[start]

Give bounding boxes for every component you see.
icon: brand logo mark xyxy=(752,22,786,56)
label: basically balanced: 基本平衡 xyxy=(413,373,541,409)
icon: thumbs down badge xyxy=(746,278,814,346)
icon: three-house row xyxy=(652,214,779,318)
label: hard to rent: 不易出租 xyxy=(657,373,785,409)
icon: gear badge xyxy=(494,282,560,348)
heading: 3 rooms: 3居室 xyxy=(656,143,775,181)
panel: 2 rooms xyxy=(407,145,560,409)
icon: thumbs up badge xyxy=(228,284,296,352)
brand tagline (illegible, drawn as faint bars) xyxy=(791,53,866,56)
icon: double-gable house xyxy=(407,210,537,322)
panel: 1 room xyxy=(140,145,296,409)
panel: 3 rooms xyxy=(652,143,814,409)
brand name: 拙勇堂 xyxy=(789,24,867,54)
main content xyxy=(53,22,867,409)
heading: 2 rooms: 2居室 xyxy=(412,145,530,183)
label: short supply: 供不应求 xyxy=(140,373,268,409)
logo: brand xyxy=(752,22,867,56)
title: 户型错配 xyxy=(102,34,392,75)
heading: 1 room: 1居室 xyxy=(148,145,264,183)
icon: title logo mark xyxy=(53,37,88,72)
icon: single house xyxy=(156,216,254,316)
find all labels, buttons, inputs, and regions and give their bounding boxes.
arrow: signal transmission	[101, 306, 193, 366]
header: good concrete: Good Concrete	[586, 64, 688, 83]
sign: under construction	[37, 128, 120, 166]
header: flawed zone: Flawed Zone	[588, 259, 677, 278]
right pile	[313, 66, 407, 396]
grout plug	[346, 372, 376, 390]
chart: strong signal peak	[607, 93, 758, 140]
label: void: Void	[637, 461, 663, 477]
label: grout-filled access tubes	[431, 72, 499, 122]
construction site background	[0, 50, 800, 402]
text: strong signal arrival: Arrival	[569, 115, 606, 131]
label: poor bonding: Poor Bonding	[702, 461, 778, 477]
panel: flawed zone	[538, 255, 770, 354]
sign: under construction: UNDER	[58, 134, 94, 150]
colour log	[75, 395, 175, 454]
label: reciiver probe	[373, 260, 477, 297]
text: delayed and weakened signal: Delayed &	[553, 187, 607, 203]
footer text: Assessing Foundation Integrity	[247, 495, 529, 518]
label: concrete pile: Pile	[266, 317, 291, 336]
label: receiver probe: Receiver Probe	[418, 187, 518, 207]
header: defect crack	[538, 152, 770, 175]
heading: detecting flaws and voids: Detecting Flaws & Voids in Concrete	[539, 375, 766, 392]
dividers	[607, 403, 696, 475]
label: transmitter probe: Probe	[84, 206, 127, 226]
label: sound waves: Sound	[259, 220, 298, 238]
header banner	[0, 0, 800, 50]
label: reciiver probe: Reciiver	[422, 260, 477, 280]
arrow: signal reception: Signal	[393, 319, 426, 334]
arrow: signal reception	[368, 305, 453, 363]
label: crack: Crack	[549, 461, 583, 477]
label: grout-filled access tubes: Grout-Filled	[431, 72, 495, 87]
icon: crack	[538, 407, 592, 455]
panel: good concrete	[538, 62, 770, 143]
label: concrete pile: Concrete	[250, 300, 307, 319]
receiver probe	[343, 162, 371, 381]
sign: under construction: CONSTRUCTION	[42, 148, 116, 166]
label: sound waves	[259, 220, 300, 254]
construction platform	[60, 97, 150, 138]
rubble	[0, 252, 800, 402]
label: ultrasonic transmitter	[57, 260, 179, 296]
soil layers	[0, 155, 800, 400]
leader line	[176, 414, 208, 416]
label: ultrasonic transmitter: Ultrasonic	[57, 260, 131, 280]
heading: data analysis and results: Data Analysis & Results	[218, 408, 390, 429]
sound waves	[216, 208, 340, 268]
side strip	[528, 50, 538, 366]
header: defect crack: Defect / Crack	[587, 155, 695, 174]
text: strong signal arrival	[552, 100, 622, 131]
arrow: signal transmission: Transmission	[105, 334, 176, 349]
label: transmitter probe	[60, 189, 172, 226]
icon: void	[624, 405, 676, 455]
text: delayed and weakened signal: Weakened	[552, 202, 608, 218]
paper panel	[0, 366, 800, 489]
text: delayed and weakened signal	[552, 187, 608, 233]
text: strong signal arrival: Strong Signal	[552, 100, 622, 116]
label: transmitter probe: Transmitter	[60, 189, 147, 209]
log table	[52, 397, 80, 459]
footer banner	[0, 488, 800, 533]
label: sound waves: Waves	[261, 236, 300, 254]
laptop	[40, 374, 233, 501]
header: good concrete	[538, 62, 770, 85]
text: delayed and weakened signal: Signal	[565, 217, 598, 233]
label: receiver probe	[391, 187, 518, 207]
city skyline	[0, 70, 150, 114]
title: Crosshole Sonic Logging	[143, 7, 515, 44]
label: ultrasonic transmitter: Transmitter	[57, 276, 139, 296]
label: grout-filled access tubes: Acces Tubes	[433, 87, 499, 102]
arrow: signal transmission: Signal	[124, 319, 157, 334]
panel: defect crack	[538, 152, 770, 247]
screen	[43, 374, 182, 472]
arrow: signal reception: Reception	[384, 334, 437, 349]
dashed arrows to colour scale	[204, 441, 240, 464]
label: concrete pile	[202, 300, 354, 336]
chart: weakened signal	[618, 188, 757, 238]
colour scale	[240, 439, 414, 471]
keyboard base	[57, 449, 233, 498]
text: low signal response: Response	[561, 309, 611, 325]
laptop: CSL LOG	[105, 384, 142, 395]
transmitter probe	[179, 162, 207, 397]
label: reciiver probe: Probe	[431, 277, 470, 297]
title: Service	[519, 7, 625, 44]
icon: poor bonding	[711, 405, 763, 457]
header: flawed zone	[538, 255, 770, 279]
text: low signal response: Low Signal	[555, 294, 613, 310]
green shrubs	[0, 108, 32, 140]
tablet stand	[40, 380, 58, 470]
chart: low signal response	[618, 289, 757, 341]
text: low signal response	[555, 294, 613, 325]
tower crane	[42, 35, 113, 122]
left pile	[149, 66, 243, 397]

[end]

- _Work to do_:
Write out all the rows again, renaming "green shrubs" to "green bushes" wherever it appears and leaving everything else the same.

- _Final result_:
Give bounding boxes for every component you see.
icon: brand logo mark xyxy=(752,22,786,56)
label: basically balanced: 基本平衡 xyxy=(413,373,541,409)
icon: thumbs down badge xyxy=(746,278,814,346)
icon: three-house row xyxy=(652,214,779,318)
label: hard to rent: 不易出租 xyxy=(657,373,785,409)
icon: gear badge xyxy=(494,282,560,348)
heading: 3 rooms: 3居室 xyxy=(656,143,775,181)
panel: 2 rooms xyxy=(407,145,560,409)
icon: thumbs up badge xyxy=(228,284,296,352)
brand tagline (illegible, drawn as faint bars) xyxy=(791,53,866,56)
icon: double-gable house xyxy=(407,210,537,322)
panel: 1 room xyxy=(140,145,296,409)
panel: 3 rooms xyxy=(652,143,814,409)
brand name: 拙勇堂 xyxy=(789,24,867,54)
main content xyxy=(53,22,867,409)
heading: 2 rooms: 2居室 xyxy=(412,145,530,183)
label: short supply: 供不应求 xyxy=(140,373,268,409)
logo: brand xyxy=(752,22,867,56)
title: 户型错配 xyxy=(102,34,392,75)
heading: 1 room: 1居室 xyxy=(148,145,264,183)
icon: title logo mark xyxy=(53,37,88,72)
icon: single house xyxy=(156,216,254,316)
find all labels, buttons, inputs, and regions and give their bounding boxes.
arrow: signal transmission	[101, 306, 193, 366]
header: good concrete: Good Concrete	[586, 64, 688, 83]
sign: under construction	[37, 128, 120, 166]
header: flawed zone: Flawed Zone	[588, 259, 677, 278]
right pile	[313, 66, 407, 396]
grout plug	[346, 372, 376, 390]
chart: strong signal peak	[607, 93, 758, 140]
label: void: Void	[637, 461, 663, 477]
label: grout-filled access tubes	[431, 72, 499, 122]
construction site background	[0, 50, 800, 402]
text: strong signal arrival: Arrival	[569, 115, 606, 131]
label: poor bonding: Poor Bonding	[702, 461, 778, 477]
panel: flawed zone	[538, 255, 770, 354]
sign: under construction: UNDER	[58, 134, 94, 150]
colour log	[75, 395, 175, 454]
label: reciiver probe	[373, 260, 477, 297]
text: delayed and weakened signal: Delayed &	[553, 187, 607, 203]
footer text: Assessing Foundation Integrity	[247, 495, 529, 518]
label: concrete pile: Pile	[266, 317, 291, 336]
label: receiver probe: Receiver Probe	[418, 187, 518, 207]
header: defect crack	[538, 152, 770, 175]
heading: detecting flaws and voids: Detecting Flaws & Voids in Concrete	[539, 375, 766, 392]
dividers	[607, 403, 696, 475]
label: transmitter probe: Probe	[84, 206, 127, 226]
label: sound waves: Sound	[259, 220, 298, 238]
header banner	[0, 0, 800, 50]
label: reciiver probe: Reciiver	[422, 260, 477, 280]
arrow: signal reception: Signal	[393, 319, 426, 334]
arrow: signal reception	[368, 305, 453, 363]
label: crack: Crack	[549, 461, 583, 477]
label: grout-filled access tubes: Grout-Filled	[431, 72, 495, 87]
icon: crack	[538, 407, 592, 455]
panel: good concrete	[538, 62, 770, 143]
label: concrete pile: Concrete	[250, 300, 307, 319]
receiver probe	[343, 162, 371, 381]
sign: under construction: CONSTRUCTION	[42, 148, 116, 166]
label: sound waves	[259, 220, 300, 254]
construction platform	[60, 97, 150, 138]
rubble	[0, 252, 800, 402]
label: ultrasonic transmitter	[57, 260, 179, 296]
soil layers	[0, 155, 800, 400]
leader line	[176, 414, 208, 416]
label: ultrasonic transmitter: Ultrasonic	[57, 260, 131, 280]
heading: data analysis and results: Data Analysis & Results	[218, 408, 390, 429]
sound waves	[216, 208, 340, 268]
side strip	[528, 50, 538, 366]
header: defect crack: Defect / Crack	[587, 155, 695, 174]
text: strong signal arrival	[552, 100, 622, 131]
arrow: signal transmission: Transmission	[105, 334, 176, 349]
label: transmitter probe	[60, 189, 172, 226]
icon: void	[624, 405, 676, 455]
text: delayed and weakened signal: Weakened	[552, 202, 608, 218]
paper panel	[0, 366, 800, 489]
text: delayed and weakened signal	[552, 187, 608, 233]
text: strong signal arrival: Strong Signal	[552, 100, 622, 116]
label: transmitter probe: Transmitter	[60, 189, 147, 209]
log table	[52, 397, 80, 459]
footer banner	[0, 488, 800, 533]
label: sound waves: Waves	[261, 236, 300, 254]
laptop	[40, 374, 233, 501]
header: good concrete	[538, 62, 770, 85]
text: delayed and weakened signal: Signal	[565, 217, 598, 233]
label: receiver probe	[391, 187, 518, 207]
city skyline	[0, 70, 150, 114]
title: Crosshole Sonic Logging	[143, 7, 515, 44]
label: ultrasonic transmitter: Transmitter	[57, 276, 139, 296]
label: grout-filled access tubes: Acces Tubes	[433, 87, 499, 102]
arrow: signal transmission: Signal	[124, 319, 157, 334]
panel: defect crack	[538, 152, 770, 247]
screen	[43, 374, 182, 472]
arrow: signal reception: Reception	[384, 334, 437, 349]
dashed arrows to colour scale	[204, 441, 240, 464]
label: concrete pile	[202, 300, 354, 336]
chart: weakened signal	[618, 188, 757, 238]
colour scale	[240, 439, 414, 471]
keyboard base	[57, 449, 233, 498]
text: low signal response: Response	[561, 309, 611, 325]
laptop: CSL LOG	[105, 384, 142, 395]
transmitter probe	[179, 162, 207, 397]
label: reciiver probe: Probe	[431, 277, 470, 297]
title: Service	[519, 7, 625, 44]
icon: poor bonding	[711, 405, 763, 457]
header: flawed zone	[538, 255, 770, 279]
text: low signal response: Low Signal	[555, 294, 613, 310]
green bushes	[0, 108, 32, 140]
tablet stand	[40, 380, 58, 470]
chart: low signal response	[618, 289, 757, 341]
text: low signal response	[555, 294, 613, 325]
tower crane	[42, 35, 113, 122]
left pile	[149, 66, 243, 397]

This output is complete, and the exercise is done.